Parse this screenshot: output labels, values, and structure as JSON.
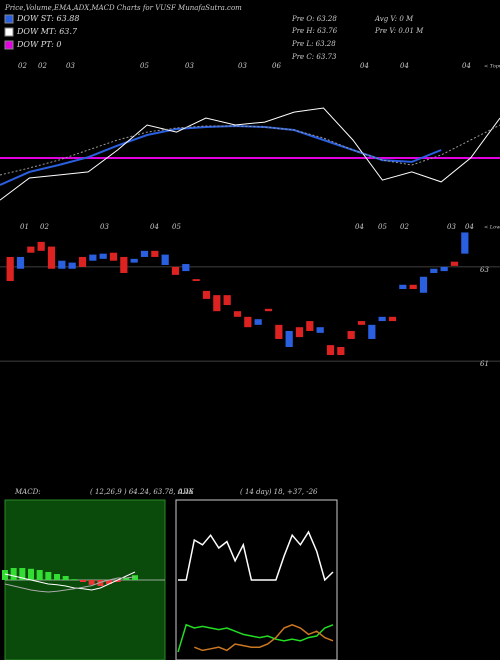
{
  "header": {
    "title": "Price,Volume,EMA,ADX,MACD Charts for VUSF MunafaSutra.com",
    "legend": [
      {
        "label": "DOW ST: 63.88",
        "color": "#2a5fe0"
      },
      {
        "label": "DOW MT: 63.7",
        "color": "#ffffff"
      },
      {
        "label": "DOW PT: 0",
        "color": "#e000e0"
      }
    ],
    "info": [
      "Pre  O: 63.28",
      "Pre  H: 63.76",
      "Pre  L: 63.28",
      "Pre  C: 63.73"
    ],
    "info2": [
      "Avg V: 0  M",
      "Pre  V: 0.01 M"
    ]
  },
  "chart_data": [
    {
      "type": "line",
      "corner_label": "< Topu",
      "date_labels": [
        "02",
        "02",
        "03",
        "05",
        "03",
        "03",
        "06",
        "04",
        "04",
        "04"
      ],
      "ylim": [
        0,
        100
      ],
      "hline": {
        "value": 32.4,
        "color": "#e000e0"
      },
      "series": [
        {
          "color": "#2a5fe0",
          "width": 2,
          "values": [
            13.8,
            22.8,
            27.6,
            33,
            41,
            48.3,
            52.4,
            53.8,
            54.5,
            53.8,
            51.7,
            44.8,
            37.9,
            31,
            29.7,
            37.9,
            null,
            null
          ]
        },
        {
          "color": "#ffffff",
          "width": 1,
          "values": [
            3.4,
            18.6,
            20.7,
            22.8,
            37.9,
            55.2,
            50.3,
            60,
            55.2,
            57.2,
            64.1,
            66.9,
            44.8,
            17.2,
            22.8,
            15.9,
            32.4,
            60
          ]
        },
        {
          "color": "#999999",
          "width": 1,
          "dash": true,
          "values": [
            20.7,
            25.5,
            31,
            37.9,
            44.8,
            50.3,
            53.1,
            54.5,
            54.5,
            53.8,
            51.7,
            46.2,
            37.9,
            31,
            27.6,
            34.5,
            44.8,
            55.2
          ]
        }
      ]
    },
    {
      "type": "candlestick",
      "corner_label": "< Lower",
      "date_labels": [
        "01",
        "02",
        "03",
        "04",
        "05",
        "04",
        "05",
        "02",
        "03",
        "04"
      ],
      "up_color": "#2a5fe0",
      "down_color": "#dd2222",
      "ylim": [
        60.6,
        64.1
      ],
      "yticks": [
        63,
        61
      ],
      "grid": true,
      "open": [
        63.21,
        62.96,
        63.43,
        63.53,
        63.43,
        62.96,
        62.96,
        63.21,
        63.13,
        63.17,
        63.3,
        63.21,
        63.09,
        63.21,
        63.34,
        63.04,
        63.0,
        62.91,
        62.74,
        62.49,
        62.4,
        62.4,
        62.06,
        61.94,
        61.77,
        62.11,
        61.77,
        61.3,
        61.72,
        61.85,
        61.6,
        61.34,
        61.3,
        61.64,
        61.85,
        61.47,
        61.85,
        61.94,
        62.53,
        62.62,
        62.45,
        62.87,
        62.91,
        63.11,
        63.28
      ],
      "close": [
        62.7,
        63.21,
        63.3,
        63.34,
        62.96,
        63.13,
        63.09,
        63.0,
        63.26,
        63.28,
        63.13,
        62.87,
        63.17,
        63.34,
        63.21,
        63.26,
        62.83,
        63.06,
        62.7,
        62.32,
        62.06,
        62.19,
        61.94,
        61.72,
        61.89,
        62.06,
        61.47,
        61.64,
        61.51,
        61.64,
        61.72,
        61.13,
        61.13,
        61.47,
        61.77,
        61.77,
        61.94,
        61.85,
        62.62,
        62.53,
        62.79,
        62.96,
        63.0,
        63.02,
        63.73
      ]
    },
    {
      "type": "macd",
      "title": "MACD:",
      "params": "( 12,26,9 ) 64.24, 63.78, 0.46",
      "background": "#0a4a0a",
      "up_color": "#33dd33",
      "down_color": "#ee3333",
      "ylim": [
        -2,
        2
      ],
      "histogram": [
        0.25,
        0.3,
        0.3,
        0.28,
        0.25,
        0.2,
        0.15,
        0.1,
        0.02,
        -0.05,
        -0.12,
        -0.15,
        -0.1,
        -0.05,
        0.05,
        0.12
      ],
      "series": [
        {
          "color": "#ffffff",
          "values": [
            0.15,
            0.1,
            0.05,
            0.0,
            -0.05,
            -0.1,
            -0.12,
            -0.15,
            -0.2,
            -0.22,
            -0.25,
            -0.2,
            -0.1,
            0,
            0.1,
            0.2
          ]
        },
        {
          "color": "#aaaaaa",
          "values": [
            -0.1,
            -0.15,
            -0.2,
            -0.25,
            -0.28,
            -0.3,
            -0.28,
            -0.25,
            -0.22,
            -0.18,
            -0.14,
            -0.06,
            0,
            0.05,
            0.05,
            0.08
          ]
        }
      ]
    },
    {
      "type": "adx",
      "title": "ADX",
      "params": "( 14  day) 18, +37, -26",
      "ylim": [
        0,
        100
      ],
      "series": [
        {
          "color": "#ffffff",
          "values": [
            50,
            50,
            75,
            72,
            78,
            70,
            74,
            62,
            72,
            50,
            50,
            50,
            50,
            65,
            78,
            72,
            80,
            68,
            50,
            55
          ]
        },
        {
          "color": "#22dd22",
          "values": [
            5,
            22,
            20,
            21,
            20,
            19,
            20,
            18,
            16,
            15,
            14,
            15,
            13,
            12,
            13,
            12,
            14,
            15,
            20,
            22
          ]
        },
        {
          "color": "#cc7722",
          "values": [
            null,
            null,
            8,
            6,
            7,
            8,
            6,
            10,
            9,
            8,
            8,
            10,
            14,
            20,
            22,
            20,
            16,
            18,
            14,
            12
          ]
        }
      ]
    }
  ]
}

* **What to produce**: Output the entries above exactly, without their pictures.

* **The response**:
Parse this screenshot: output labels, values, and structure as JSON.
{
  "header": {
    "title": "Price,Volume,EMA,ADX,MACD Charts for VUSF MunafaSutra.com",
    "legend": [
      {
        "label": "DOW ST: 63.88",
        "color": "#2a5fe0"
      },
      {
        "label": "DOW MT: 63.7",
        "color": "#ffffff"
      },
      {
        "label": "DOW PT: 0",
        "color": "#e000e0"
      }
    ],
    "info": [
      "Pre  O: 63.28",
      "Pre  H: 63.76",
      "Pre  L: 63.28",
      "Pre  C: 63.73"
    ],
    "info2": [
      "Avg V: 0  M",
      "Pre  V: 0.01 M"
    ]
  },
  "chart_data": [
    {
      "type": "line",
      "corner_label": "< Topu",
      "date_labels": [
        "02",
        "02",
        "03",
        "05",
        "03",
        "03",
        "06",
        "04",
        "04",
        "04"
      ],
      "ylim": [
        0,
        100
      ],
      "hline": {
        "value": 32.4,
        "color": "#e000e0"
      },
      "series": [
        {
          "color": "#2a5fe0",
          "width": 2,
          "values": [
            13.8,
            22.8,
            27.6,
            33,
            41,
            48.3,
            52.4,
            53.8,
            54.5,
            53.8,
            51.7,
            44.8,
            37.9,
            31,
            29.7,
            37.9,
            null,
            null
          ]
        },
        {
          "color": "#ffffff",
          "width": 1,
          "values": [
            3.4,
            18.6,
            20.7,
            22.8,
            37.9,
            55.2,
            50.3,
            60,
            55.2,
            57.2,
            64.1,
            66.9,
            44.8,
            17.2,
            22.8,
            15.9,
            32.4,
            60
          ]
        },
        {
          "color": "#999999",
          "width": 1,
          "dash": true,
          "values": [
            20.7,
            25.5,
            31,
            37.9,
            44.8,
            50.3,
            53.1,
            54.5,
            54.5,
            53.8,
            51.7,
            46.2,
            37.9,
            31,
            27.6,
            34.5,
            44.8,
            55.2
          ]
        }
      ]
    },
    {
      "type": "candlestick",
      "corner_label": "< Lower",
      "date_labels": [
        "01",
        "02",
        "03",
        "04",
        "05",
        "04",
        "05",
        "02",
        "03",
        "04"
      ],
      "up_color": "#2a5fe0",
      "down_color": "#dd2222",
      "ylim": [
        60.6,
        64.1
      ],
      "yticks": [
        63,
        61
      ],
      "grid": true,
      "open": [
        63.21,
        62.96,
        63.43,
        63.53,
        63.43,
        62.96,
        62.96,
        63.21,
        63.13,
        63.17,
        63.3,
        63.21,
        63.09,
        63.21,
        63.34,
        63.04,
        63.0,
        62.91,
        62.74,
        62.49,
        62.4,
        62.4,
        62.06,
        61.94,
        61.77,
        62.11,
        61.77,
        61.3,
        61.72,
        61.85,
        61.6,
        61.34,
        61.3,
        61.64,
        61.85,
        61.47,
        61.85,
        61.94,
        62.53,
        62.62,
        62.45,
        62.87,
        62.91,
        63.11,
        63.28
      ],
      "close": [
        62.7,
        63.21,
        63.3,
        63.34,
        62.96,
        63.13,
        63.09,
        63.0,
        63.26,
        63.28,
        63.13,
        62.87,
        63.17,
        63.34,
        63.21,
        63.26,
        62.83,
        63.06,
        62.7,
        62.32,
        62.06,
        62.19,
        61.94,
        61.72,
        61.89,
        62.06,
        61.47,
        61.64,
        61.51,
        61.64,
        61.72,
        61.13,
        61.13,
        61.47,
        61.77,
        61.77,
        61.94,
        61.85,
        62.62,
        62.53,
        62.79,
        62.96,
        63.0,
        63.02,
        63.73
      ]
    },
    {
      "type": "macd",
      "title": "MACD:",
      "params": "( 12,26,9 ) 64.24, 63.78, 0.46",
      "background": "#0a4a0a",
      "up_color": "#33dd33",
      "down_color": "#ee3333",
      "ylim": [
        -2,
        2
      ],
      "histogram": [
        0.25,
        0.3,
        0.3,
        0.28,
        0.25,
        0.2,
        0.15,
        0.1,
        0.02,
        -0.05,
        -0.12,
        -0.15,
        -0.1,
        -0.05,
        0.05,
        0.12
      ],
      "series": [
        {
          "color": "#ffffff",
          "values": [
            0.15,
            0.1,
            0.05,
            0.0,
            -0.05,
            -0.1,
            -0.12,
            -0.15,
            -0.2,
            -0.22,
            -0.25,
            -0.2,
            -0.1,
            0,
            0.1,
            0.2
          ]
        },
        {
          "color": "#aaaaaa",
          "values": [
            -0.1,
            -0.15,
            -0.2,
            -0.25,
            -0.28,
            -0.3,
            -0.28,
            -0.25,
            -0.22,
            -0.18,
            -0.14,
            -0.06,
            0,
            0.05,
            0.05,
            0.08
          ]
        }
      ]
    },
    {
      "type": "adx",
      "title": "ADX",
      "params": "( 14  day) 18, +37, -26",
      "ylim": [
        0,
        100
      ],
      "series": [
        {
          "color": "#ffffff",
          "values": [
            50,
            50,
            75,
            72,
            78,
            70,
            74,
            62,
            72,
            50,
            50,
            50,
            50,
            65,
            78,
            72,
            80,
            68,
            50,
            55
          ]
        },
        {
          "color": "#22dd22",
          "values": [
            5,
            22,
            20,
            21,
            20,
            19,
            20,
            18,
            16,
            15,
            14,
            15,
            13,
            12,
            13,
            12,
            14,
            15,
            20,
            22
          ]
        },
        {
          "color": "#cc7722",
          "values": [
            null,
            null,
            8,
            6,
            7,
            8,
            6,
            10,
            9,
            8,
            8,
            10,
            14,
            20,
            22,
            20,
            16,
            18,
            14,
            12
          ]
        }
      ]
    }
  ]
}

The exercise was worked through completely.